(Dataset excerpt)
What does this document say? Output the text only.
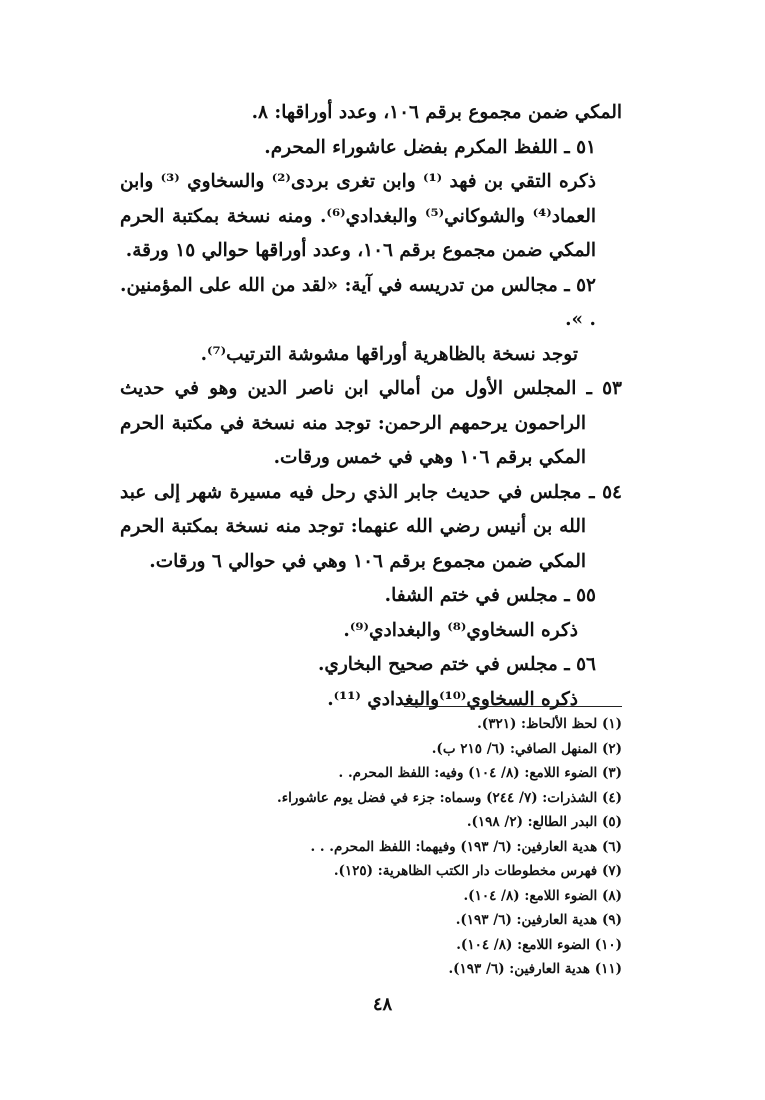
المكي ضمن مجموع برقم ١٠٦، وعدد أوراقها: ٨.

٥١ ـ اللفظ المكرم بفضل عاشوراء المحرم.

ذكره التقي بن فهد ⁽¹⁾ وابن تغرى بردى⁽²⁾ والسخاوي ⁽³⁾ وابن العماد⁽⁴⁾ والشوكاني⁽⁵⁾ والبغدادي⁽⁶⁾. ومنه نسخة بمكتبة الحرم المكي ضمن مجموع برقم ١٠٦، وعدد أوراقها حوالي ١٥ ورقة.

٥٢ ـ مجالس من تدريسه في آية: «لقد من الله على المؤمنين. . ».

توجد نسخة بالظاهرية أوراقها مشوشة الترتيب⁽⁷⁾.

٥٣ ـ المجلس الأول من أمالي ابن ناصر الدين وهو في حديث الراحمون يرحمهم الرحمن: توجد منه نسخة في مكتبة الحرم المكي برقم ١٠٦ وهي في خمس ورقات.

٥٤ ـ مجلس في حديث جابر الذي رحل فيه مسيرة شهر إلى عبد الله بن أنيس رضي الله عنهما: توجد منه نسخة بمكتبة الحرم المكي ضمن مجموع برقم ١٠٦ وهي في حوالي ٦ ورقات.

٥٥ ـ مجلس في ختم الشفا.

ذكره السخاوي⁽⁸⁾ والبغدادي⁽⁹⁾.

٥٦ ـ مجلس في ختم صحيح البخاري.

ذكره السخاوي⁽¹⁰⁾والبغدادي ⁽¹¹⁾.

(١) لحظ الألحاظ: (٣٢١).

(٢) المنهل الصافي: (٦/ ٢١٥ ب).

(٣) الضوء اللامع: (٨/ ١٠٤) وفيه: اللفظ المحرم. .

(٤) الشذرات: (٧/ ٢٤٤) وسماه: جزء في فضل يوم عاشوراء.

(٥) البدر الطالع: (٢/ ١٩٨).

(٦) هدية العارفين: (٦/ ١٩٣) وفيهما: اللفظ المحرم. . .

(٧) فهرس مخطوطات دار الكتب الظاهرية: (١٢٥).

(٨) الضوء اللامع: (٨/ ١٠٤).

(٩) هدية العارفين: (٦/ ١٩٣).

(١٠) الضوء اللامع: (٨/ ١٠٤).

(١١) هدية العارفين: (٦/ ١٩٣).

٤٨
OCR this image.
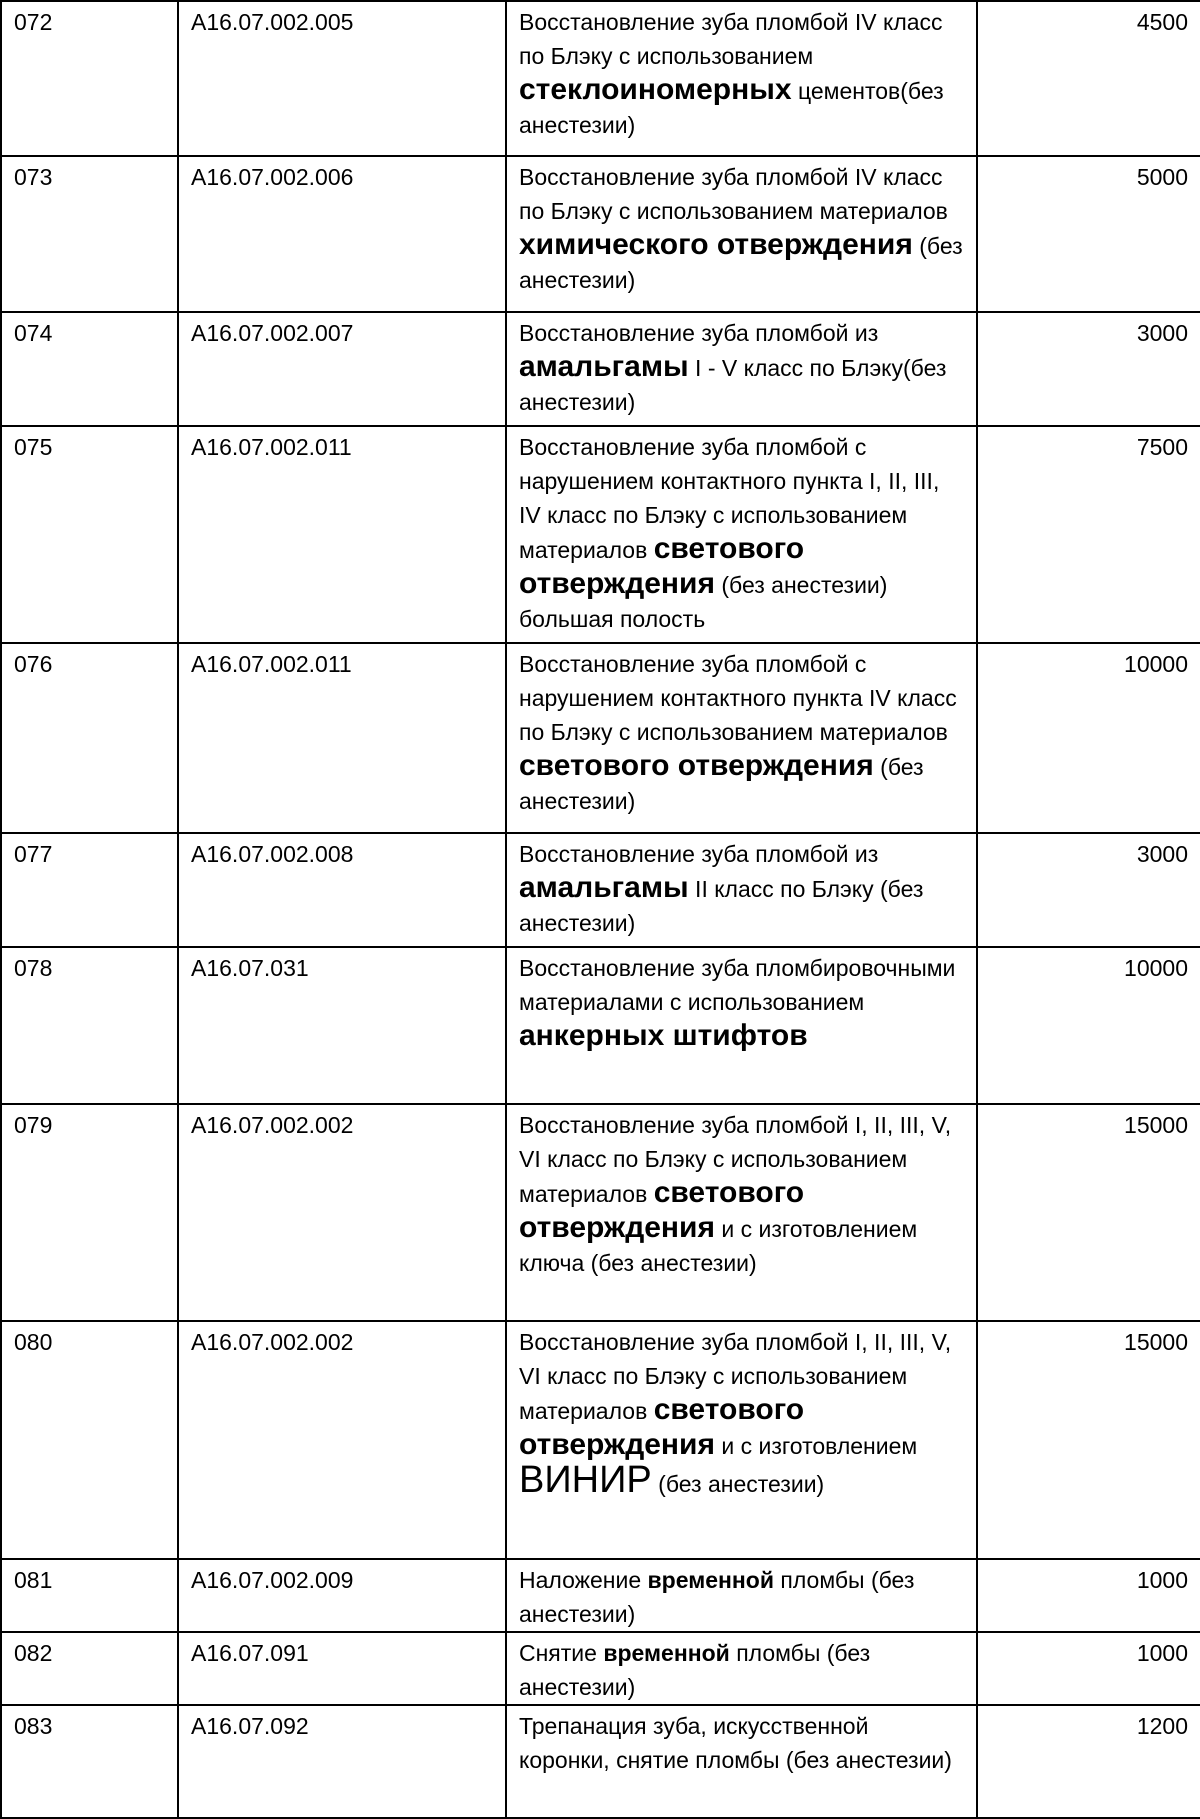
072	A16.07.002.005	Восстановление зуба пломбой IV класс по Блэку с использованием стеклоиномерных цементов(без анестезии)	4500
073	A16.07.002.006	Восстановление зуба пломбой IV класс по Блэку с использованием материалов химического отверждения (без анестезии)	5000
074	A16.07.002.007	Восстановление зуба пломбой из амальгамы I - V класс по Блэку(без анестезии)	3000
075	A16.07.002.011	Восстановление зуба пломбой с нарушением контактного пункта I, II, III, IV класс по Блэку с использованием материалов светового отверждения (без анестезии) большая полость	7500
076	A16.07.002.011	Восстановление зуба пломбой с нарушением контактного пункта IV класс по Блэку с использованием материалов светового отверждения (без анестезии)	10000
077	A16.07.002.008	Восстановление зуба пломбой из амальгамы II класс по Блэку (без анестезии)	3000
078	A16.07.031	Восстановление зуба пломбировочными материалами с использованием анкерных штифтов	10000
079	A16.07.002.002	Восстановление зуба пломбой I, II, III, V, VI класс по Блэку с использованием материалов светового отверждения и с изготовлением ключа (без анестезии)	15000
080	A16.07.002.002	Восстановление зуба пломбой I, II, III, V, VI класс по Блэку с использованием материалов светового отверждения и с изготовлением ВИНИР (без анестезии)	15000
081	A16.07.002.009	Наложение временной пломбы (без анестезии)	1000
082	A16.07.091	Снятие временной пломбы (без анестезии)	1000
083	A16.07.092	Трепанация зуба, искусственной коронки, снятие пломбы (без анестезии)	1200
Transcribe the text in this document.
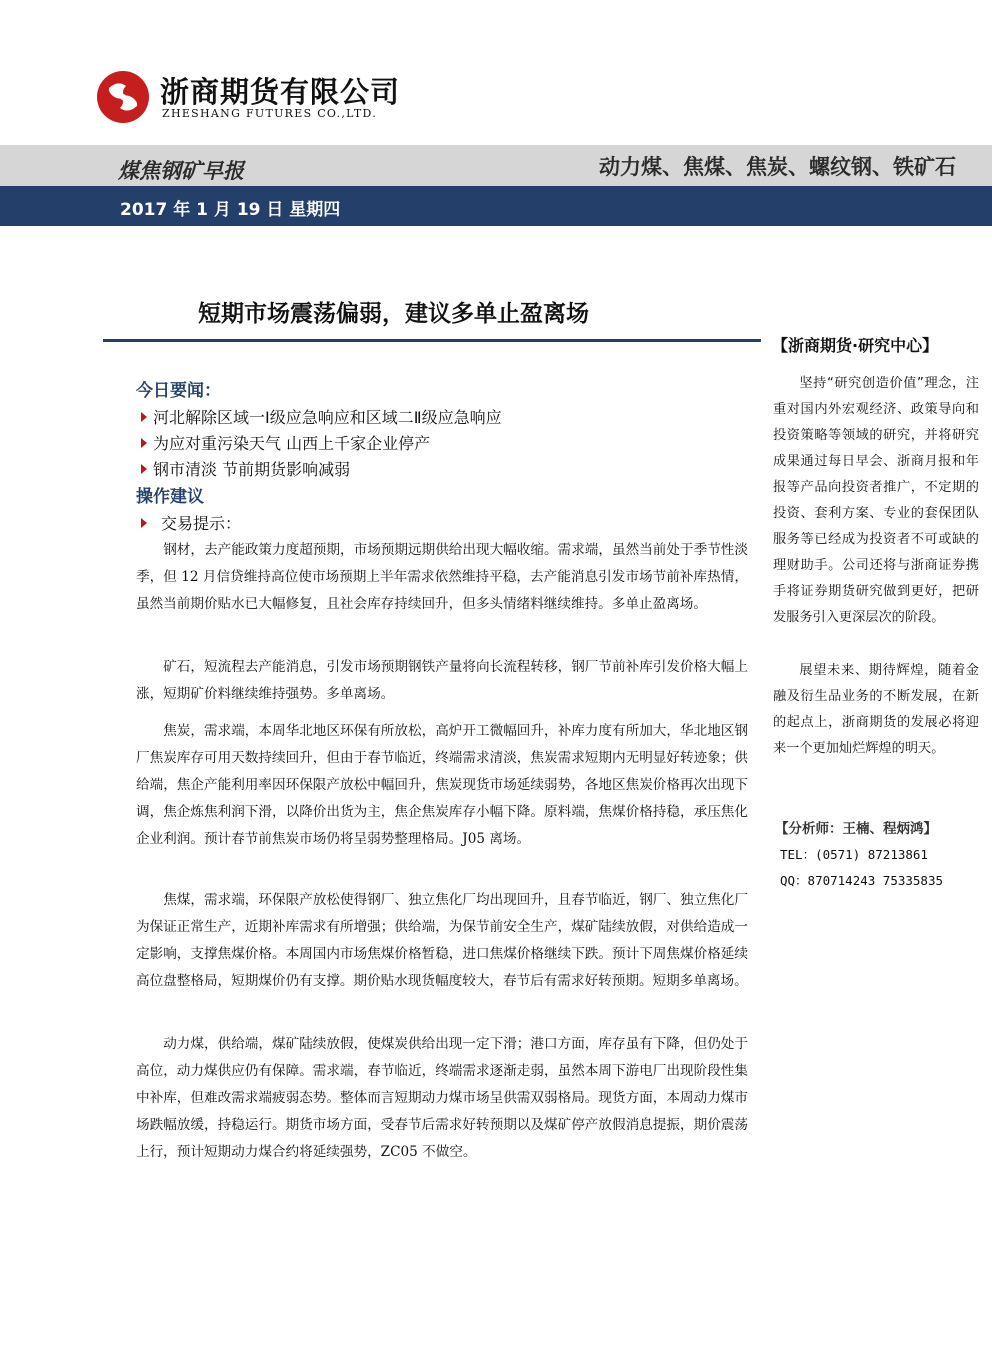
浙商期货有限公司
ZHESHANG FUTURES CO.,LTD.
煤焦钢矿早报	动力煤、焦煤、焦炭、螺纹钢、铁矿石
2017 年 1 月 19 日 星期四
短期市场震荡偏弱，建议多单止盈离场
【浙商期货·研究中心】
今日要闻：
河北解除区域一Ⅰ级应急响应和区域二Ⅱ级应急响应
为应对重污染天气 山西上千家企业停产
钢市清淡 节前期货影响减弱
操作建议
交易提示：

钢材，去产能政策力度超预期，市场预期远期供给出现大幅收缩。需求端，虽然当前处于季节性淡季，但 12 月信贷维持高位使市场预期上半年需求依然维持平稳，去产能消息引发市场节前补库热情，虽然当前期价贴水已大幅修复，且社会库存持续回升，但多头情绪料继续维持。多单止盈离场。

矿石，短流程去产能消息，引发市场预期钢铁产量将向长流程转移，钢厂节前补库引发价格大幅上涨，短期矿价料继续维持强势。多单离场。

焦炭，需求端，本周华北地区环保有所放松，高炉开工微幅回升，补库力度有所加大，华北地区钢厂焦炭库存可用天数持续回升，但由于春节临近，终端需求清淡，焦炭需求短期内无明显好转迹象；供给端，焦企产能利用率因环保限产放松中幅回升，焦炭现货市场延续弱势，各地区焦炭价格再次出现下调，焦企炼焦利润下滑，以降价出货为主，焦企焦炭库存小幅下降。原料端，焦煤价格持稳，承压焦化企业利润。预计春节前焦炭市场仍将呈弱势整理格局。J05 离场。

焦煤，需求端，环保限产放松使得钢厂、独立焦化厂均出现回升，且春节临近，钢厂、独立焦化厂为保证正常生产，近期补库需求有所增强；供给端，为保节前安全生产，煤矿陆续放假，对供给造成一定影响，支撑焦煤价格。本周国内市场焦煤价格暂稳，进口焦煤价格继续下跌。预计下周焦煤价格延续高位盘整格局，短期煤价仍有支撑。期价贴水现货幅度较大，春节后有需求好转预期。短期多单离场。

动力煤，供给端，煤矿陆续放假，使煤炭供给出现一定下滑；港口方面，库存虽有下降，但仍处于高位，动力煤供应仍有保障。需求端，春节临近，终端需求逐渐走弱，虽然本周下游电厂出现阶段性集中补库，但难改需求端疲弱态势。整体而言短期动力煤市场呈供需双弱格局。现货方面，本周动力煤市场跌幅放缓，持稳运行。期货市场方面，受春节后需求好转预期以及煤矿停产放假消息提振，期价震荡上行，预计短期动力煤合约将延续强势，ZC05 不做空。

坚持“研究创造价值”理念，注重对国内外宏观经济、政策导向和投资策略等领域的研究，并将研究成果通过每日早会、浙商月报和年报等产品向投资者推广，不定期的投资、套利方案、专业的套保团队服务等已经成为投资者不可或缺的理财助手。公司还将与浙商证券携手将证券期货研究做到更好，把研发服务引入更深层次的阶段。

展望未来、期待辉煌，随着金融及衍生品业务的不断发展，在新的起点上，浙商期货的发展必将迎来一个更加灿烂辉煌的明天。

【分析师：王楠、程炳鸿】
TEL：(0571) 87213861
QQ：870714243 75335835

#### [SET PROBLEM]
Keep the pictures out of your copy, and repeat every entry above exactly.

#### [EXERCISE OUTPUT]
What does this document say? Output the text only.
المكي ضمن مجموع برقم ١٠٦، وعدد أوراقها: ٨.

٥١ ـ اللفظ المكرم بفضل عاشوراء المحرم.

ذكره التقي بن فهد ⁽¹⁾ وابن تغرى بردى⁽²⁾ والسخاوي ⁽³⁾ وابن العماد⁽⁴⁾ والشوكاني⁽⁵⁾ والبغدادي⁽⁶⁾. ومنه نسخة بمكتبة الحرم المكي ضمن مجموع برقم ١٠٦، وعدد أوراقها حوالي ١٥ ورقة.

٥٢ ـ مجالس من تدريسه في آية: «لقد من الله على المؤمنين. . ».

توجد نسخة بالظاهرية أوراقها مشوشة الترتيب⁽⁷⁾.

٥٣ ـ المجلس الأول من أمالي ابن ناصر الدين وهو في حديث الراحمون يرحمهم الرحمن: توجد منه نسخة في مكتبة الحرم المكي برقم ١٠٦ وهي في خمس ورقات.

٥٤ ـ مجلس في حديث جابر الذي رحل فيه مسيرة شهر إلى عبد الله بن أنيس رضي الله عنهما: توجد منه نسخة بمكتبة الحرم المكي ضمن مجموع برقم ١٠٦ وهي في حوالي ٦ ورقات.

٥٥ ـ مجلس في ختم الشفا.

ذكره السخاوي⁽⁸⁾ والبغدادي⁽⁹⁾.

٥٦ ـ مجلس في ختم صحيح البخاري.

ذكره السخاوي⁽¹⁰⁾والبغدادي ⁽¹¹⁾.

(١) لحظ الألحاظ: (٣٢١).

(٢) المنهل الصافي: (٦/ ٢١٥ ب).

(٣) الضوء اللامع: (٨/ ١٠٤) وفيه: اللفظ المحرم. .

(٤) الشذرات: (٧/ ٢٤٤) وسماه: جزء في فضل يوم عاشوراء.

(٥) البدر الطالع: (٢/ ١٩٨).

(٦) هدية العارفين: (٦/ ١٩٣) وفيهما: اللفظ المحرم. . .

(٧) فهرس مخطوطات دار الكتب الظاهرية: (١٢٥).

(٨) الضوء اللامع: (٨/ ١٠٤).

(٩) هدية العارفين: (٦/ ١٩٣).

(١٠) الضوء اللامع: (٨/ ١٠٤).

(١١) هدية العارفين: (٦/ ١٩٣).

٤٨
OCR this image.
072	A16.07.002.005	Восстановление зуба пломбой IV класс по Блэку с использованием стеклоиномерных цементов(без анестезии)	4500
073	A16.07.002.006	Восстановление зуба пломбой IV класс по Блэку с использованием материалов химического отверждения (без анестезии)	5000
074	A16.07.002.007	Восстановление зуба пломбой из амальгамы I - V класс по Блэку(без анестезии)	3000
075	A16.07.002.011	Восстановление зуба пломбой с нарушением контактного пункта I, II, III, IV класс по Блэку с использованием материалов светового отверждения (без анестезии) большая полость	7500
076	A16.07.002.011	Восстановление зуба пломбой с нарушением контактного пункта IV класс по Блэку с использованием материалов светового отверждения (без анестезии)	10000
077	A16.07.002.008	Восстановление зуба пломбой из амальгамы II класс по Блэку (без анестезии)	3000
078	A16.07.031	Восстановление зуба пломбировочными материалами с использованием анкерных штифтов	10000
079	A16.07.002.002	Восстановление зуба пломбой I, II, III, V, VI класс по Блэку с использованием материалов светового отверждения и с изготовлением ключа (без анестезии)	15000
080	A16.07.002.002	Восстановление зуба пломбой I, II, III, V, VI класс по Блэку с использованием материалов светового отверждения и с изготовлением ВИНИР (без анестезии)	15000
081	A16.07.002.009	Наложение временной пломбы (без анестезии)	1000
082	A16.07.091	Снятие временной пломбы (без анестезии)	1000
083	A16.07.092	Трепанация зуба, искусственной коронки, снятие пломбы (без анестезии)	1200
Transcribe the text in this document.
浙商期货有限公司
ZHESHANG FUTURES CO.,LTD.
煤焦钢矿早报	动力煤、焦煤、焦炭、螺纹钢、铁矿石
2017 年 1 月 19 日 星期四
短期市场震荡偏弱，建议多单止盈离场
【浙商期货·研究中心】
今日要闻：
河北解除区域一Ⅰ级应急响应和区域二Ⅱ级应急响应
为应对重污染天气 山西上千家企业停产
钢市清淡 节前期货影响减弱
操作建议
交易提示：

钢材，去产能政策力度超预期，市场预期远期供给出现大幅收缩。需求端，虽然当前处于季节性淡季，但 12 月信贷维持高位使市场预期上半年需求依然维持平稳，去产能消息引发市场节前补库热情，虽然当前期价贴水已大幅修复，且社会库存持续回升，但多头情绪料继续维持。多单止盈离场。

矿石，短流程去产能消息，引发市场预期钢铁产量将向长流程转移，钢厂节前补库引发价格大幅上涨，短期矿价料继续维持强势。多单离场。

焦炭，需求端，本周华北地区环保有所放松，高炉开工微幅回升，补库力度有所加大，华北地区钢厂焦炭库存可用天数持续回升，但由于春节临近，终端需求清淡，焦炭需求短期内无明显好转迹象；供给端，焦企产能利用率因环保限产放松中幅回升，焦炭现货市场延续弱势，各地区焦炭价格再次出现下调，焦企炼焦利润下滑，以降价出货为主，焦企焦炭库存小幅下降。原料端，焦煤价格持稳，承压焦化企业利润。预计春节前焦炭市场仍将呈弱势整理格局。J05 离场。

焦煤，需求端，环保限产放松使得钢厂、独立焦化厂均出现回升，且春节临近，钢厂、独立焦化厂为保证正常生产，近期补库需求有所增强；供给端，为保节前安全生产，煤矿陆续放假，对供给造成一定影响，支撑焦煤价格。本周国内市场焦煤价格暂稳，进口焦煤价格继续下跌。预计下周焦煤价格延续高位盘整格局，短期煤价仍有支撑。期价贴水现货幅度较大，春节后有需求好转预期。短期多单离场。

动力煤，供给端，煤矿陆续放假，使煤炭供给出现一定下滑；港口方面，库存虽有下降，但仍处于高位，动力煤供应仍有保障。需求端，春节临近，终端需求逐渐走弱，虽然本周下游电厂出现阶段性集中补库，但难改需求端疲弱态势。整体而言短期动力煤市场呈供需双弱格局。现货方面，本周动力煤市场跌幅放缓，持稳运行。期货市场方面，受春节后需求好转预期以及煤矿停产放假消息提振，期价震荡上行，预计短期动力煤合约将延续强势，ZC05 不做空。

坚持“研究创造价值”理念，注重对国内外宏观经济、政策导向和投资策略等领域的研究，并将研究成果通过每日早会、浙商月报和年报等产品向投资者推广，不定期的投资、套利方案、专业的套保团队服务等已经成为投资者不可或缺的理财助手。公司还将与浙商证券携手将证券期货研究做到更好，把研发服务引入更深层次的阶段。

展望未来、期待辉煌，随着金融及衍生品业务的不断发展，在新的起点上，浙商期货的发展必将迎来一个更加灿烂辉煌的明天。

【分析师：王楠、程炳鸿】
TEL：(0571) 87213861
QQ：870714243 75335835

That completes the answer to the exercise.